▶ **Task to complete**:
In the entries, take everything from the line containing "x-axis-labels: 서울대 시립대" down to the line containing "bar-2017 <box>57 374 67 536</box>" and write those lines out again with "legend-swatch" changed to "legend-marker", leaving all else as it is.

▶ **Task data**:

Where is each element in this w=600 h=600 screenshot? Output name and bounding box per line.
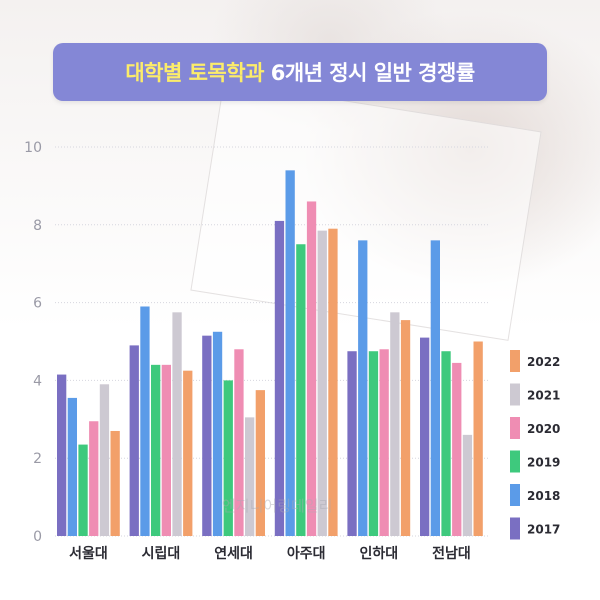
x-axis-labels: 서울대 시립대 연세대 아주대 인하대 전남대 <box>69 545 471 562</box>
chart-title: 대학별 토목학과 6개년 정시 일반 경쟁률 <box>125 57 475 87</box>
x-tick-label: 인하대 <box>359 545 398 562</box>
bars <box>57 170 483 537</box>
bar-2022 <box>400 320 411 536</box>
legend-label-2017: 2017 <box>527 523 560 537</box>
bar-2022 <box>473 341 483 536</box>
bar-2021 <box>245 417 255 536</box>
bar-2020 <box>306 201 317 536</box>
bar-2017 <box>420 337 430 536</box>
bar-2020 <box>89 421 99 536</box>
bar-2021 <box>462 434 473 536</box>
legend-swatch-2020 <box>510 417 520 439</box>
legend-label-2021: 2021 <box>527 389 560 403</box>
bar-2018 <box>140 306 150 536</box>
chart-title-highlight: 대학별 토목학과 <box>125 61 264 85</box>
legend-swatch-2017 <box>510 517 520 540</box>
x-tick-label: 시립대 <box>142 546 181 562</box>
bar-2018 <box>285 170 295 536</box>
y-tick-label: 8 <box>33 218 42 234</box>
bar-2021 <box>390 312 400 536</box>
bar-2018 <box>212 331 223 536</box>
legend-swatch-2019 <box>510 450 520 473</box>
legend-label-2018: 2018 <box>527 489 560 503</box>
bar-2019 <box>223 380 233 536</box>
legend-label-2022: 2022 <box>527 355 560 369</box>
bar-2019 <box>296 244 306 536</box>
bar-2017 <box>129 345 139 536</box>
legend-label-2019: 2019 <box>527 456 560 470</box>
bar-2020 <box>161 364 171 536</box>
y-tick-label: 2 <box>33 451 42 467</box>
y-tick-label: 10 <box>24 140 42 156</box>
y-axis-ticks: 0 2 4 6 8 10 <box>24 140 42 545</box>
bar-2018 <box>430 240 440 537</box>
bar-2017 <box>274 220 285 536</box>
title-banner: 대학별 토목학과 6개년 정시 일반 경쟁률 <box>53 43 547 101</box>
x-tick-label: 서울대 <box>69 545 108 562</box>
grid-lines <box>55 146 490 537</box>
bar-2019 <box>368 351 379 536</box>
y-tick-label: 0 <box>33 529 42 545</box>
bar-2019 <box>78 444 88 536</box>
bar-2018 <box>67 397 77 536</box>
bar-2022 <box>328 228 338 536</box>
bar-2021 <box>172 312 182 536</box>
bar-2017 <box>202 335 212 536</box>
legend-swatch-2021 <box>510 383 520 406</box>
bar-2022 <box>183 370 193 536</box>
bar-2018 <box>358 240 368 537</box>
bar-2022 <box>110 430 120 536</box>
bar-2019 <box>151 364 161 536</box>
bar-2017 <box>57 374 67 536</box>
watermark: 엔지니어링데일리 <box>222 497 333 515</box>
y-tick-label: 6 <box>33 296 42 312</box>
bar-2021 <box>99 384 110 536</box>
legend-label-2020: 2020 <box>527 422 560 436</box>
legend-swatch-2022 <box>510 350 520 372</box>
x-tick-label: 전남대 <box>432 545 471 562</box>
bar-2020 <box>379 349 389 536</box>
legend-swatch-2018 <box>510 484 520 506</box>
legend: 2022 2021 2020 2019 2018 2017 <box>510 350 560 540</box>
chart-title-rest: 6개년 정시 일반 경쟁률 <box>263 61 475 85</box>
bar-2017 <box>347 351 357 536</box>
bar-2019 <box>441 351 451 536</box>
bar-2021 <box>317 230 327 536</box>
bar-2020 <box>234 349 244 536</box>
bar-2022 <box>255 390 265 536</box>
bar-2020 <box>452 362 462 536</box>
x-tick-label: 연세대 <box>214 546 253 562</box>
y-tick-label: 4 <box>33 373 42 389</box>
x-tick-label: 아주대 <box>287 545 326 562</box>
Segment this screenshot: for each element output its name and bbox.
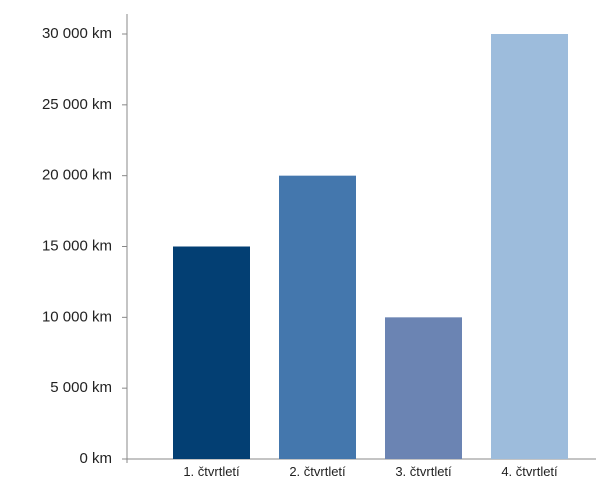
y-tick-label: 15 000 km xyxy=(42,237,112,254)
category-labels: 1. čtvrtletí 2. čtvrtletí 3. čtvrtletí 4. č… xyxy=(183,464,558,479)
y-tick-label: 0 km xyxy=(79,450,112,467)
y-tick-label: 10 000 km xyxy=(42,308,112,325)
category-label: 4. čtvrtletí xyxy=(501,464,558,479)
bars xyxy=(173,34,568,459)
bar xyxy=(173,246,250,459)
bar xyxy=(279,175,356,459)
y-tick-label: 25 000 km xyxy=(42,96,112,113)
bar xyxy=(491,34,568,459)
y-axis: 0 km 5 000 km 10 000 km 15 000 km 20 000 km 2… xyxy=(42,14,128,467)
y-tick-label: 30 000 km xyxy=(42,25,112,42)
bar xyxy=(385,317,462,459)
y-tick-label: 5 000 km xyxy=(50,379,112,396)
category-label: 2. čtvrtletí xyxy=(289,464,346,479)
category-label: 1. čtvrtletí xyxy=(183,464,240,479)
category-label: 3. čtvrtletí xyxy=(395,464,452,479)
y-tick-label: 20 000 km xyxy=(42,167,112,184)
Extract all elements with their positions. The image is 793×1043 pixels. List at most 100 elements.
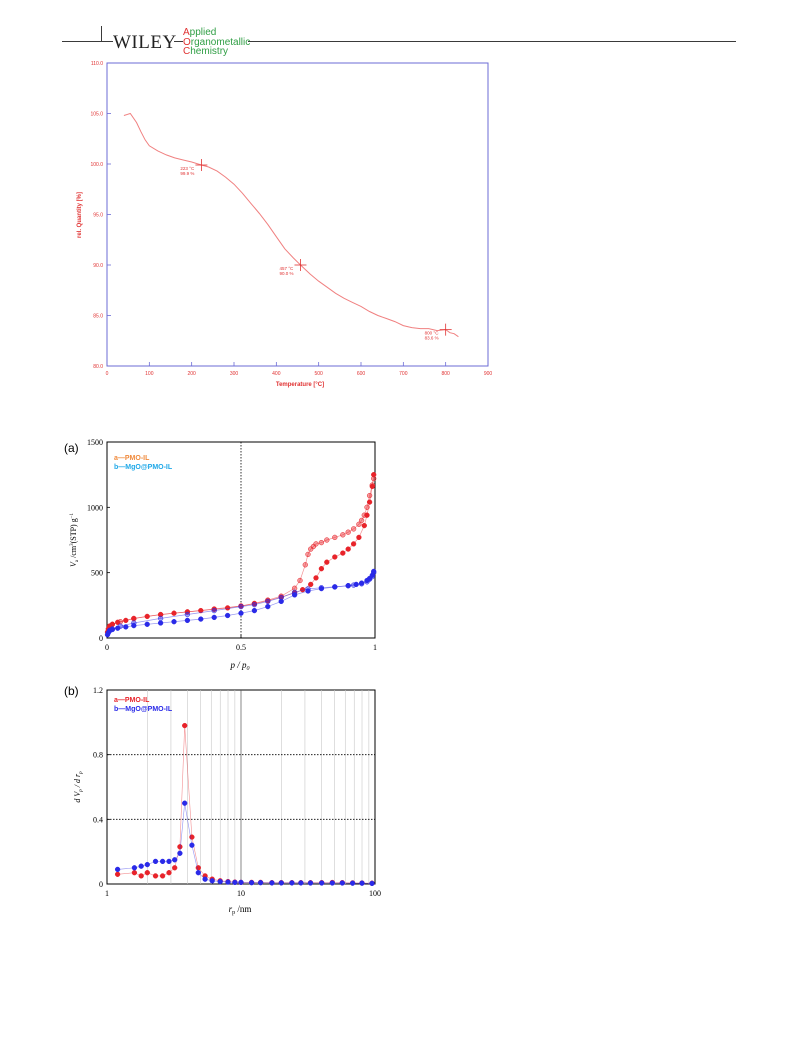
isotherm-desorption-point — [358, 581, 365, 587]
isotherm-adsorption-point — [371, 568, 377, 575]
tga-x-tick-label: 600 — [357, 371, 366, 377]
isotherm-desorption-point — [265, 598, 271, 605]
isotherm-adsorption-point — [123, 624, 129, 630]
tga-y-axis-label: rel. Quantity [%] — [77, 192, 83, 238]
tga-plot-frame — [106, 62, 489, 367]
tga-y-tick-label: 110.0 — [91, 61, 103, 67]
journal-cap-2: O — [183, 36, 191, 48]
pore-size-point — [349, 880, 356, 886]
pore-size-point — [144, 870, 150, 876]
isotherm-desorption-point — [356, 521, 362, 527]
isotherm-desorption-point — [157, 611, 164, 618]
tga-x-tick-label: 700 — [399, 371, 408, 377]
pore-size-y-tick-label: 0.4 — [93, 815, 103, 824]
publisher-logo: WILEY — [113, 32, 177, 53]
isotherm-desorption-point — [364, 504, 370, 510]
journal-rest-2: rganometallic — [190, 36, 251, 48]
pore-size-point — [152, 873, 159, 879]
header-tick — [101, 26, 102, 42]
tga-annotation-pct: 83.6 % — [425, 336, 439, 341]
tga-annotation-temp: 223 °C — [180, 166, 195, 171]
isotherm-desorption-point — [278, 594, 284, 601]
header-rule-right — [248, 41, 736, 42]
isotherm-desorption-point — [305, 551, 311, 558]
pore-size-point — [289, 880, 295, 886]
isotherm-desorption-point — [350, 582, 357, 588]
tga-chart: 80.0 85.0 90.0 95.0 100.0 105.0 110.0 0 100 200 3… — [77, 61, 492, 388]
isotherm-desorption-point — [350, 526, 357, 532]
isotherm-adsorption-point — [265, 603, 271, 610]
pore-size-point — [138, 873, 144, 879]
isotherm-desorption-point — [117, 619, 124, 625]
pore-size-point — [217, 878, 223, 885]
header-rule-left — [62, 41, 113, 42]
pore-size-point — [202, 876, 208, 882]
isotherm-adsorption-point — [318, 566, 325, 572]
isotherm-desorption-point — [305, 586, 311, 592]
isotherm-adsorption-point — [238, 610, 244, 616]
tga-annotation-temp: 800 °C — [425, 331, 440, 336]
isotherm-desorption-point — [369, 482, 375, 488]
pore-size-point — [278, 880, 284, 886]
isotherm-adsorption-point — [356, 534, 362, 541]
pore-size-y-tick-label: 0 — [99, 880, 103, 889]
isotherm-desorption-point — [371, 570, 377, 576]
isotherm-legend-b: b—MgO@PMO-IL — [114, 464, 173, 471]
isotherm-adsorption-point — [350, 541, 357, 547]
journal-rest-1: pplied — [189, 27, 217, 38]
page-header: WILEY Applied Organometallic Chemistry — [0, 0, 793, 60]
pore-size-point — [172, 857, 178, 863]
pore-size-point — [232, 879, 238, 886]
pore-size-point — [189, 842, 195, 848]
pore-size-point — [131, 870, 138, 876]
isotherm-x-tick-label: 0.5 — [236, 643, 246, 652]
pore-size-point — [298, 880, 304, 886]
isotherm-adsorption-point — [345, 546, 351, 552]
pore-size-point — [138, 863, 144, 869]
pore-size-point — [114, 866, 121, 873]
pore-size-point — [329, 880, 335, 886]
tga-annotation-pct: 90.0 % — [279, 271, 293, 276]
isotherm-desorption-point — [340, 532, 346, 538]
isotherm-adsorption-point — [157, 620, 164, 626]
isotherm-desorption-point — [308, 546, 314, 552]
isotherm-desorption-point — [358, 517, 365, 524]
journal-rest-3: hemistry — [190, 46, 229, 57]
isotherm-adsorption-point — [332, 554, 338, 560]
pore-size-point — [131, 865, 138, 871]
pore-size-point — [248, 880, 255, 886]
isotherm-x-tick-label: 1 — [373, 643, 377, 652]
pore-size-point — [257, 880, 264, 886]
tga-x-tick-label: 100 — [145, 371, 154, 377]
tga-y-tick-label: 85.0 — [93, 314, 103, 320]
pore-size-legend-b: b—MgO@PMO-IL — [114, 706, 173, 713]
journal-name: Applied Organometallic Chemistry — [183, 28, 250, 57]
pore-size-x-tick-label: 10 — [237, 889, 245, 898]
tga-x-tick-label: 500 — [314, 371, 323, 377]
pore-size-point — [195, 870, 201, 876]
isotherm-legend-a: a—PMO-IL — [114, 455, 150, 462]
isotherm-desorption-point — [345, 529, 351, 535]
isotherm-adsorption-point — [361, 522, 367, 529]
pore-size-point — [225, 879, 231, 885]
isotherm-y-axis-label: Va /cm3(STP) g−1 — [69, 512, 80, 567]
isotherm-desorption-point — [318, 539, 325, 546]
pore-size-point — [359, 880, 365, 886]
tga-y-tick-label: 95.0 — [93, 213, 103, 219]
isotherm-series-line — [109, 572, 375, 631]
isotherm-desorption-point — [117, 623, 124, 629]
pore-size-y-axis-label: d Vp / d rp — [73, 771, 84, 803]
pore-size-series-line — [117, 803, 373, 884]
isotherm-desorption-point — [291, 585, 298, 591]
isotherm-desorption-point — [131, 615, 137, 622]
pore-size-point — [177, 850, 183, 856]
journal-cap-1: A — [183, 27, 190, 38]
pore-size-point — [177, 844, 183, 850]
isotherm-desorption-point — [211, 607, 217, 614]
pore-size-point — [152, 858, 159, 865]
isotherm-desorption-point — [361, 512, 367, 518]
tga-curve — [123, 112, 459, 338]
isotherm-adsorption-point — [324, 559, 330, 565]
isotherm-desorption-point — [131, 620, 137, 626]
tga-y-tick-label: 80.0 — [93, 364, 103, 370]
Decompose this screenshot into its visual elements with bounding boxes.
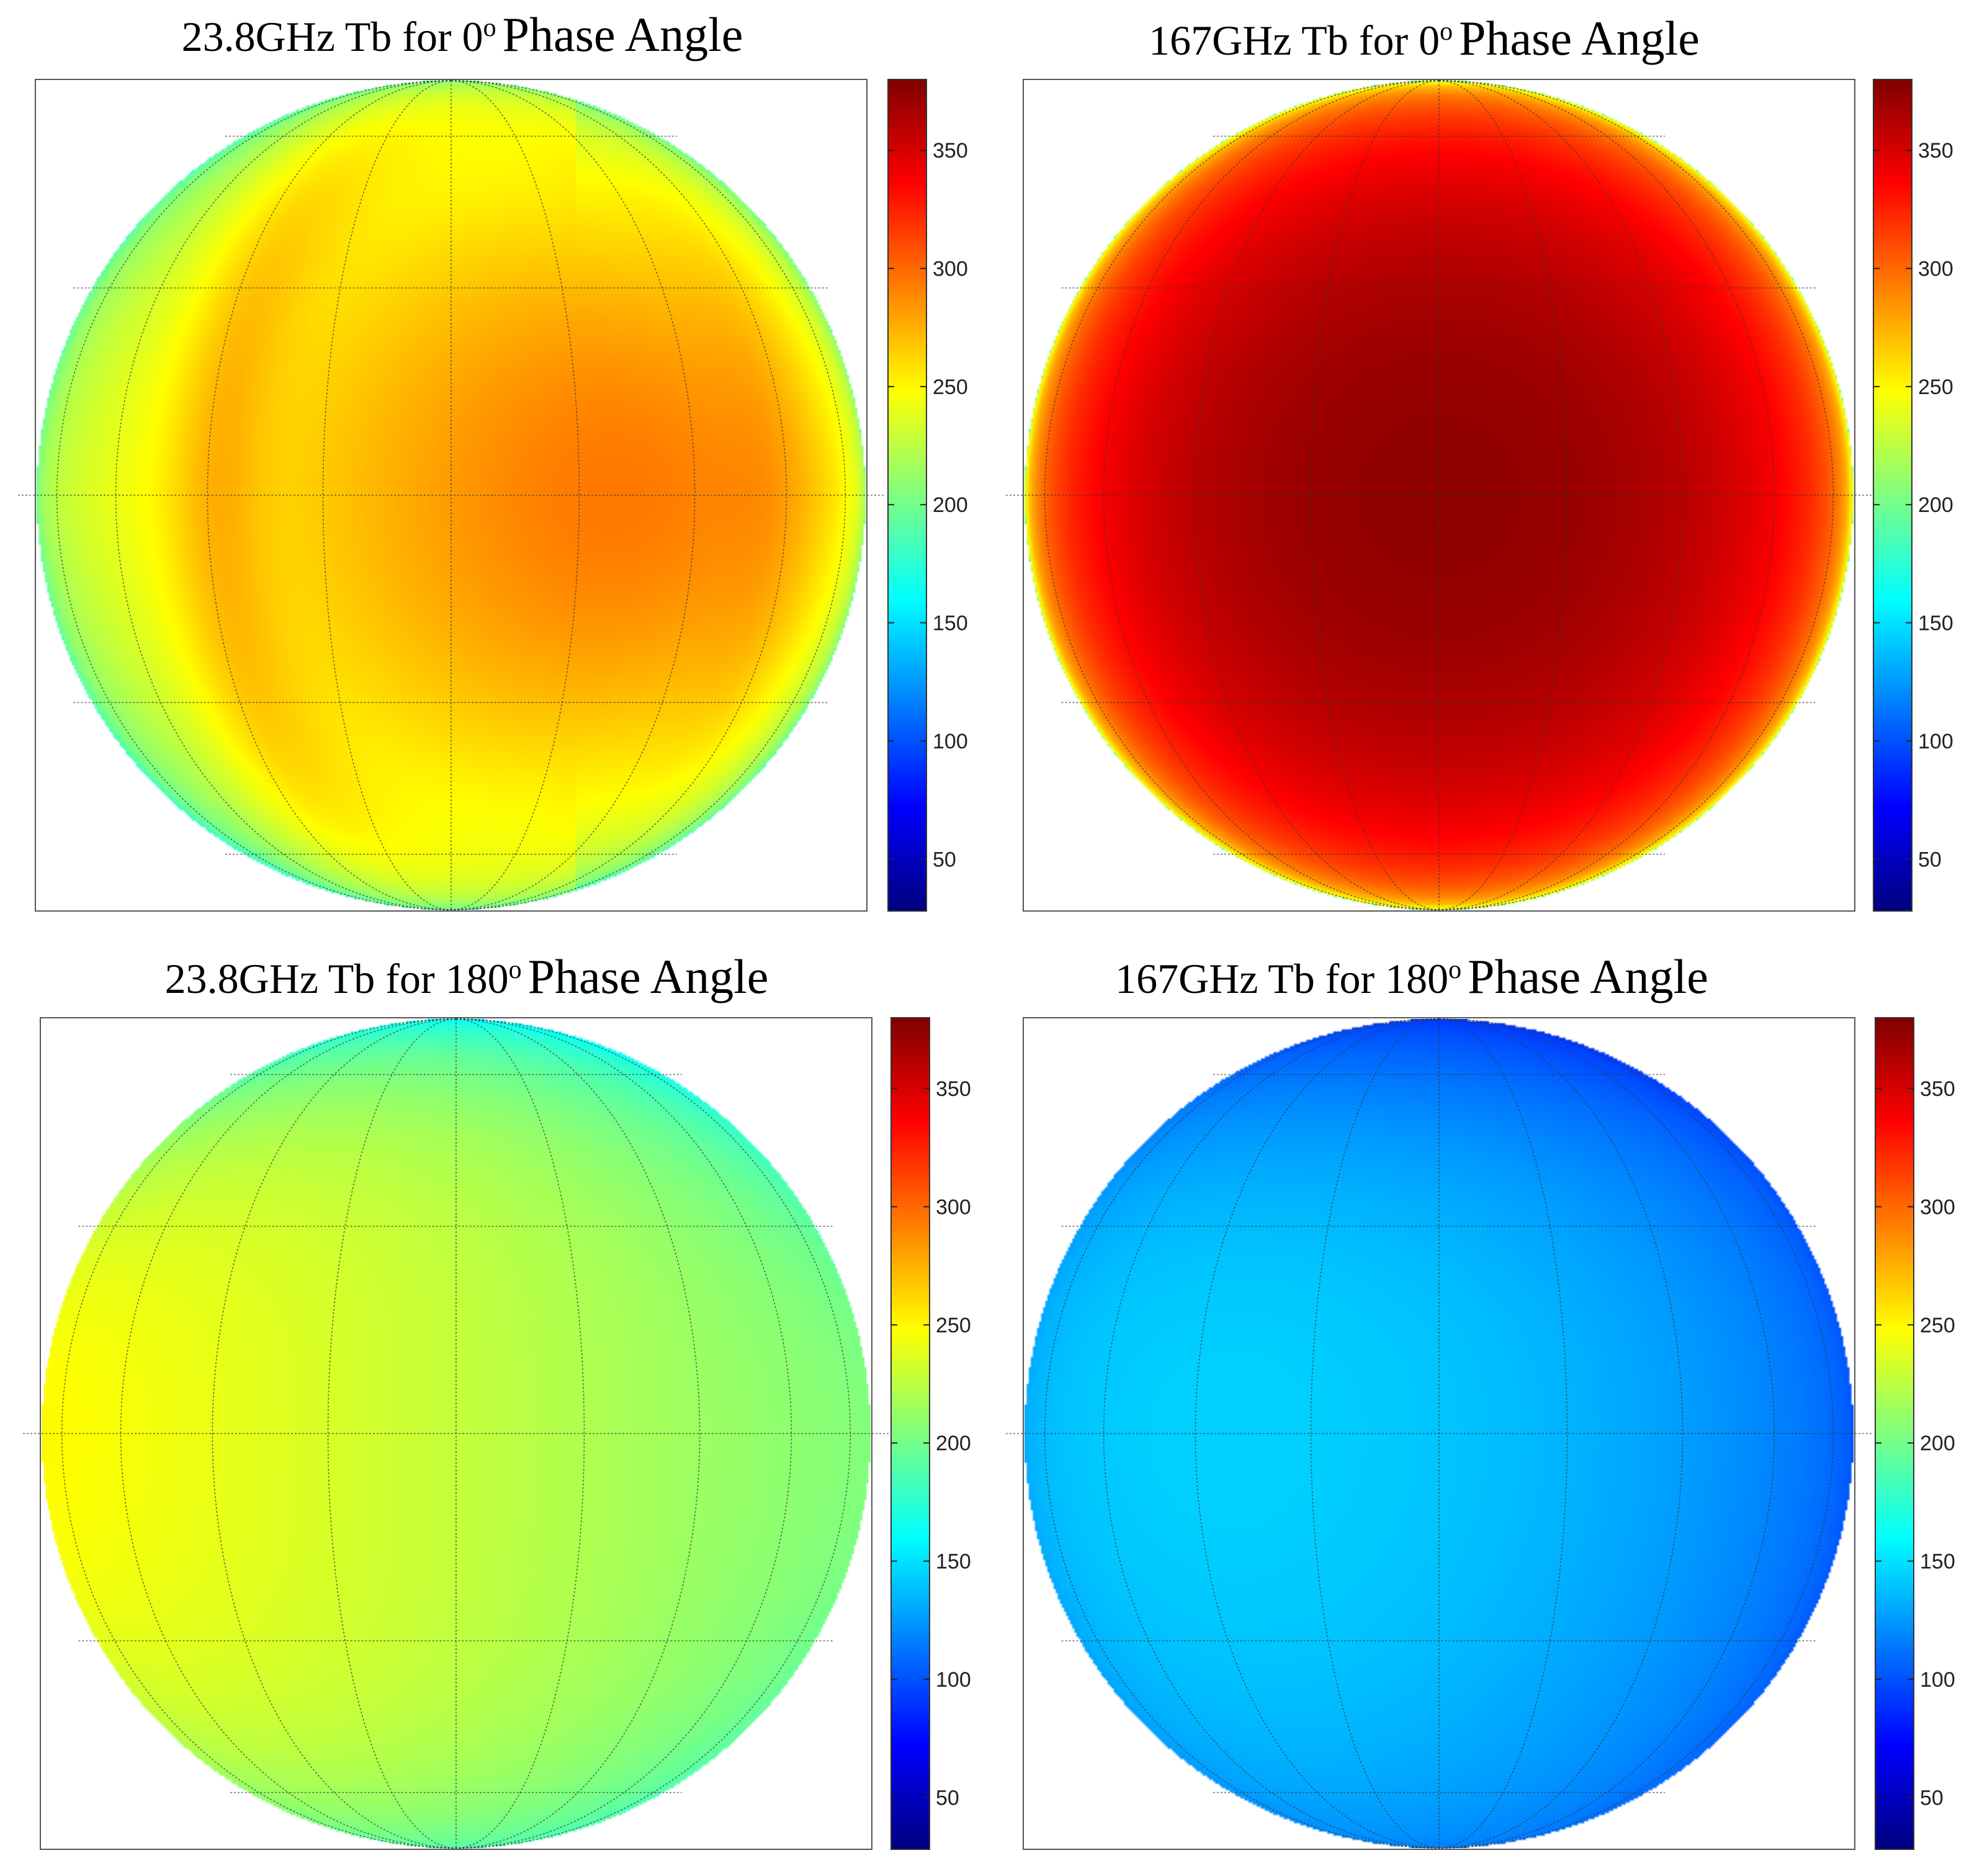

▶ **Completed exercise**:
x-axis-labels: 서울대 시립대 연세대 아주대 인하대 전남대 <box>69 545 471 562</box>
chart-title: 대학별 토목학과 6개년 정시 일반 경쟁률 <box>125 57 475 87</box>
x-tick-label: 인하대 <box>359 545 398 562</box>
bars <box>57 170 483 537</box>
bar-2022 <box>400 320 411 536</box>
legend-label-2017: 2017 <box>527 523 560 537</box>
bar-2022 <box>473 341 483 536</box>
bar-2021 <box>245 417 255 536</box>
bar-2020 <box>306 201 317 536</box>
bar-2017 <box>420 337 430 536</box>
bar-2020 <box>89 421 99 536</box>
bar-2021 <box>462 434 473 536</box>
legend-marker-2020 <box>510 417 520 439</box>
legend-label-2021: 2021 <box>527 389 560 403</box>
bar-2018 <box>140 306 150 536</box>
chart-title-highlight: 대학별 토목학과 <box>125 61 264 85</box>
legend-marker-2017 <box>510 517 520 540</box>
x-tick-label: 시립대 <box>142 546 181 562</box>
bar-2018 <box>285 170 295 536</box>
y-tick-label: 8 <box>33 218 42 234</box>
bar-2021 <box>390 312 400 536</box>
bar-2018 <box>212 331 223 536</box>
legend-marker-2019 <box>510 450 520 473</box>
legend-label-2018: 2018 <box>527 489 560 503</box>
bar-2019 <box>223 380 233 536</box>
legend-label-2022: 2022 <box>527 355 560 369</box>
bar-2019 <box>296 244 306 536</box>
bar-2017 <box>129 345 139 536</box>
legend-label-2019: 2019 <box>527 456 560 470</box>
bar-2020 <box>161 364 171 536</box>
y-tick-label: 2 <box>33 451 42 467</box>
y-tick-label: 10 <box>24 140 42 156</box>
y-axis-ticks: 0 2 4 6 8 10 <box>24 140 42 545</box>
bar-2018 <box>430 240 440 537</box>
bar-2017 <box>274 220 285 536</box>
title-banner: 대학별 토목학과 6개년 정시 일반 경쟁률 <box>53 43 547 101</box>
x-tick-label: 서울대 <box>69 545 108 562</box>
grid-lines <box>55 146 490 537</box>
bar-2019 <box>368 351 379 536</box>
y-tick-label: 0 <box>33 529 42 545</box>
bar-2019 <box>78 444 88 536</box>
bar-2018 <box>67 397 77 536</box>
bar-2022 <box>328 228 338 536</box>
bar-2021 <box>172 312 182 536</box>
bar-2017 <box>202 335 212 536</box>
legend-marker-2021 <box>510 383 520 406</box>
bar-2022 <box>183 370 193 536</box>
bar-2018 <box>358 240 368 537</box>
bar-2022 <box>110 430 120 536</box>
bar-2019 <box>151 364 161 536</box>
bar-2017 <box>57 374 67 536</box>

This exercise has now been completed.